=== Task instructions ===
Find the string "Puras" and gather every line that holds it.

** start Data extract **

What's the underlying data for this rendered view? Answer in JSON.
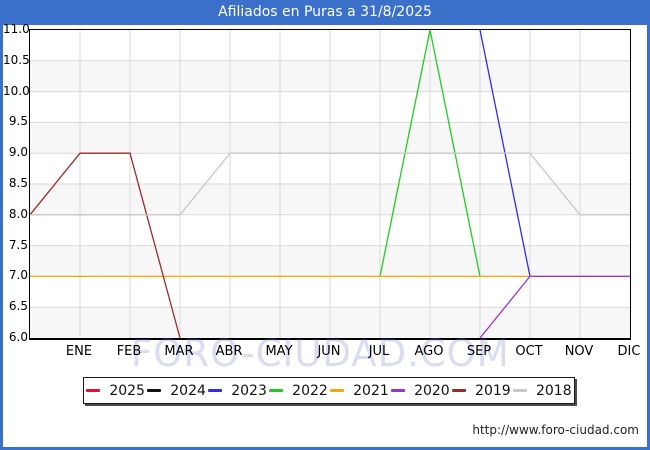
{
  "title": "Afiliados en Puras a 31/8/2025",
  "watermark": "FORO-CIUDAD.COM",
  "footer": {
    "url": "http://www.foro-ciudad.com"
  },
  "colors": {
    "titlebar": "#3a70c9",
    "page_border": "#3a70c9",
    "plot_frame": "#000000",
    "grid": "#d9d9d9",
    "band": "#f7f7f7",
    "band_alt": "#ffffff"
  },
  "chart_data": {
    "type": "line",
    "title": "Afiliados en Puras a 31/8/2025",
    "x_categories": [
      "ENE",
      "FEB",
      "MAR",
      "ABR",
      "MAY",
      "JUN",
      "JUL",
      "AGO",
      "SEP",
      "OCT",
      "NOV",
      "DIC"
    ],
    "x_note": "x=0 is the left axis edge; month gridlines ENE..DIC sit at x=1..12",
    "ylim": [
      6.0,
      11.0
    ],
    "ytick_step": 0.5,
    "grid": "on",
    "legend_position": "bottom",
    "series": [
      {
        "name": "2025",
        "color": "#e8112d",
        "points": [],
        "note": "no line visible in plot"
      },
      {
        "name": "2024",
        "color": "#111111",
        "points": [],
        "note": "no line visible in plot"
      },
      {
        "name": "2023",
        "color": "#2f2fe0",
        "points": [
          [
            9,
            11
          ],
          [
            10,
            7
          ]
        ]
      },
      {
        "name": "2022",
        "color": "#21cc21",
        "points": [
          [
            7,
            7
          ],
          [
            8,
            11
          ],
          [
            9,
            7
          ]
        ]
      },
      {
        "name": "2021",
        "color": "#ffa500",
        "points": [
          [
            0,
            7
          ],
          [
            12,
            7
          ]
        ]
      },
      {
        "name": "2020",
        "color": "#9b30d0",
        "points": [
          [
            9,
            6
          ],
          [
            10,
            7
          ],
          [
            12,
            7
          ]
        ]
      },
      {
        "name": "2019",
        "color": "#9e2b2b",
        "points": [
          [
            0,
            8
          ],
          [
            1,
            9
          ],
          [
            2,
            9
          ],
          [
            3,
            6
          ]
        ]
      },
      {
        "name": "2018",
        "color": "#c9c9c9",
        "points": [
          [
            0,
            8
          ],
          [
            3,
            8
          ],
          [
            4,
            9
          ],
          [
            10,
            9
          ],
          [
            11,
            8
          ],
          [
            12,
            8
          ]
        ]
      }
    ],
    "draw_order": [
      "2023",
      "2022",
      "2021",
      "2020",
      "2019",
      "2018"
    ]
  }
}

** end Data extract **

=== Solution to this problem ===
  "title": "Afiliados en Puras a 31/8/2025",
    "title": "Afiliados en Puras a 31/8/2025",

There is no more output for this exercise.